* Data supplied *
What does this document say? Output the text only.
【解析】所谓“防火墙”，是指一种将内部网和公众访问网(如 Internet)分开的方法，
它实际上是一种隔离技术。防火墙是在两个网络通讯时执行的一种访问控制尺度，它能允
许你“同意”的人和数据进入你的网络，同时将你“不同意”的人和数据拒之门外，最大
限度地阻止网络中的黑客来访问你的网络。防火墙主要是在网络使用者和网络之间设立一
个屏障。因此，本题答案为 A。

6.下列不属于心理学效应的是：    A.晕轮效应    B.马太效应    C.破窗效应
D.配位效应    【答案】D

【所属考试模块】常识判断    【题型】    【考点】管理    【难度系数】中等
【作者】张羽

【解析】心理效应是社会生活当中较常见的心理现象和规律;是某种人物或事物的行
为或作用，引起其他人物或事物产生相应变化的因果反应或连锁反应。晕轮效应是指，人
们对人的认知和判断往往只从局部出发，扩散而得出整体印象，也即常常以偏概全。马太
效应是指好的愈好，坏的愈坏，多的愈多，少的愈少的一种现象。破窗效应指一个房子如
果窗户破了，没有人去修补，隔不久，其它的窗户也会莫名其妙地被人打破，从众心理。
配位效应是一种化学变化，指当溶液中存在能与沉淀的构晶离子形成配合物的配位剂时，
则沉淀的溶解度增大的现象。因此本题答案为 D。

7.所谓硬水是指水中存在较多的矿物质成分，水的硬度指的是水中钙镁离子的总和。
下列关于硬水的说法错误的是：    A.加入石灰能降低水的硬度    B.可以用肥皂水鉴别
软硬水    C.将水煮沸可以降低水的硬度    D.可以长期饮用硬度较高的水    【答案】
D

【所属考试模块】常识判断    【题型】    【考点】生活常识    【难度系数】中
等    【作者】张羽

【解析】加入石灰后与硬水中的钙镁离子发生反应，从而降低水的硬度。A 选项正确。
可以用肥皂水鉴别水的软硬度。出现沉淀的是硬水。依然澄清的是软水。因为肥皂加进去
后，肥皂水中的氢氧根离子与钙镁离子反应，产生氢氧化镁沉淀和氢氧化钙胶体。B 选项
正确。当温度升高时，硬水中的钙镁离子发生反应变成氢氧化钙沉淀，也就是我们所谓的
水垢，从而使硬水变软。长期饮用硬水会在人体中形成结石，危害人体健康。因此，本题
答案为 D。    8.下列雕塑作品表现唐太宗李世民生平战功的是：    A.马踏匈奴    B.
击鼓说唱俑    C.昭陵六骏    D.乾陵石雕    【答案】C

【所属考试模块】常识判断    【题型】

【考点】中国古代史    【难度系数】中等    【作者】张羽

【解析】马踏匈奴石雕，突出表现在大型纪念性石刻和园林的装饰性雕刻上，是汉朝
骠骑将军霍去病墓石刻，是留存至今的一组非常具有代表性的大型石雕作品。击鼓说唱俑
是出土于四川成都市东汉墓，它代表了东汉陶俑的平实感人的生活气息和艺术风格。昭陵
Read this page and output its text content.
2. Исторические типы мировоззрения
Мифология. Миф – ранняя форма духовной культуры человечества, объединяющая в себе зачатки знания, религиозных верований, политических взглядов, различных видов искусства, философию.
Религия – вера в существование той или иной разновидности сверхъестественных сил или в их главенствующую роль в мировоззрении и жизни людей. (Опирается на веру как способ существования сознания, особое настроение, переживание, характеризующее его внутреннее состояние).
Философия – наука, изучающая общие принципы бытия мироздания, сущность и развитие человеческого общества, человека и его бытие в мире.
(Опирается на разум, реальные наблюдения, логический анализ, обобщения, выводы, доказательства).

* Instruction *
Restate the whole listing exactly.

* Task output *
What does this document say? Output the text only.
【解析】所谓“防火墙”，是指一种将内部网和公众访问网(如 Internet)分开的方法，
它实际上是一种隔离技术。防火墙是在两个网络通讯时执行的一种访问控制尺度，它能允
许你“同意”的人和数据进入你的网络，同时将你“不同意”的人和数据拒之门外，最大
限度地阻止网络中的黑客来访问你的网络。防火墙主要是在网络使用者和网络之间设立一
个屏障。因此，本题答案为 A。

6.下列不属于心理学效应的是：    A.晕轮效应    B.马太效应    C.破窗效应
D.配位效应    【答案】D

【所属考试模块】常识判断    【题型】    【考点】管理    【难度系数】中等
【作者】张羽

【解析】心理效应是社会生活当中较常见的心理现象和规律;是某种人物或事物的行
为或作用，引起其他人物或事物产生相应变化的因果反应或连锁反应。晕轮效应是指，人
们对人的认知和判断往往只从局部出发，扩散而得出整体印象，也即常常以偏概全。马太
效应是指好的愈好，坏的愈坏，多的愈多，少的愈少的一种现象。破窗效应指一个房子如
果窗户破了，没有人去修补，隔不久，其它的窗户也会莫名其妙地被人打破，从众心理。
配位效应是一种化学变化，指当溶液中存在能与沉淀的构晶离子形成配合物的配位剂时，
则沉淀的溶解度增大的现象。因此本题答案为 D。

7.所谓硬水是指水中存在较多的矿物质成分，水的硬度指的是水中钙镁离子的总和。
下列关于硬水的说法错误的是：    A.加入石灰能降低水的硬度    B.可以用肥皂水鉴别
软硬水    C.将水煮沸可以降低水的硬度    D.可以长期饮用硬度较高的水    【答案】
D

【所属考试模块】常识判断    【题型】    【考点】生活常识    【难度系数】中
等    【作者】张羽

【解析】加入石灰后与硬水中的钙镁离子发生反应，从而降低水的硬度。A 选项正确。
可以用肥皂水鉴别水的软硬度。出现沉淀的是硬水。依然澄清的是软水。因为肥皂加进去
后，肥皂水中的氢氧根离子与钙镁离子反应，产生氢氧化镁沉淀和氢氧化钙胶体。B 选项
正确。当温度升高时，硬水中的钙镁离子发生反应变成氢氧化钙沉淀，也就是我们所谓的
水垢，从而使硬水变软。长期饮用硬水会在人体中形成结石，危害人体健康。因此，本题
答案为 D。    8.下列雕塑作品表现唐太宗李世民生平战功的是：    A.马踏匈奴    B.
击鼓说唱俑    C.昭陵六骏    D.乾陵石雕    【答案】C

【所属考试模块】常识判断    【题型】

【考点】中国古代史    【难度系数】中等    【作者】张羽

【解析】马踏匈奴石雕，突出表现在大型纪念性石刻和园林的装饰性雕刻上，是汉朝
骠骑将军霍去病墓石刻，是留存至今的一组非常具有代表性的大型石雕作品。击鼓说唱俑
是出土于四川成都市东汉墓，它代表了东汉陶俑的平实感人的生活气息和艺术风格。昭陵
Read this page and output its text content.
2. Исторические типы мировоззрения
Мифология. Миф – ранняя форма духовной культуры человечества, объединяющая в себе зачатки знания, религиозных верований, политических взглядов, различных видов искусства, философию.
Религия – вера в существование той или иной разновидности сверхъестественных сил или в их главенствующую роль в мировоззрении и жизни людей. (Опирается на веру как способ существования сознания, особое настроение, переживание, характеризующее его внутреннее состояние).
Философия – наука, изучающая общие принципы бытия мироздания, сущность и развитие человеческого общества, человека и его бытие в мире.
(Опирается на разум, реальные наблюдения, логический анализ, обобщения, выводы, доказательства).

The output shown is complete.